▸ What is being asked
Report, word for word, every line of the material that contains "temperatur".

▸ Entries shown
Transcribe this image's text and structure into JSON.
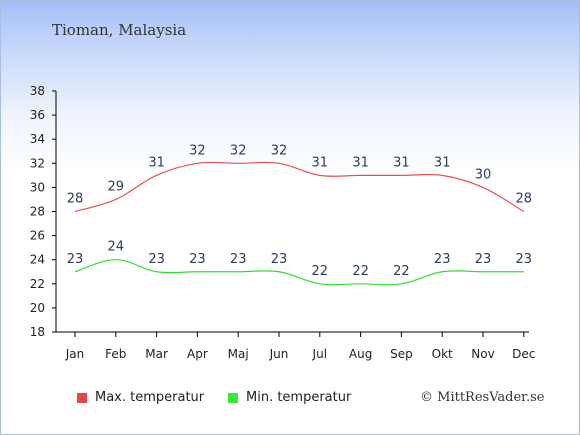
{
  "header": {
    "title": "Tioman, Malaysia"
  },
  "legend": {
    "max_label": "Max. temperatur",
    "min_label": "Min. temperatur"
  },
  "credit": "© MittResVader.se",
  "colors": {
    "max": "#e85050",
    "min": "#33dd33",
    "max_swatch": "#e84545",
    "min_swatch": "#33ee33"
  },
  "chart_data": {
    "type": "line",
    "categories": [
      "Jan",
      "Feb",
      "Mar",
      "Apr",
      "Maj",
      "Jun",
      "Jul",
      "Aug",
      "Sep",
      "Okt",
      "Nov",
      "Dec"
    ],
    "series": [
      {
        "name": "Max. temperatur",
        "values": [
          28,
          29,
          31,
          32,
          32,
          32,
          31,
          31,
          31,
          31,
          30,
          28
        ]
      },
      {
        "name": "Min. temperatur",
        "values": [
          23,
          24,
          23,
          23,
          23,
          23,
          22,
          22,
          22,
          23,
          23,
          23
        ]
      }
    ],
    "y_ticks": [
      18,
      20,
      22,
      24,
      26,
      28,
      30,
      32,
      34,
      36,
      38
    ],
    "ylim": [
      18,
      38
    ],
    "grid": false,
    "legend_position": "bottom"
  }
}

▸ Exercise answer
    "max_label": "Max. temperatur",
    "min_label": "Min. temperatur"
        "name": "Max. temperatur",
        "name": "Min. temperatur",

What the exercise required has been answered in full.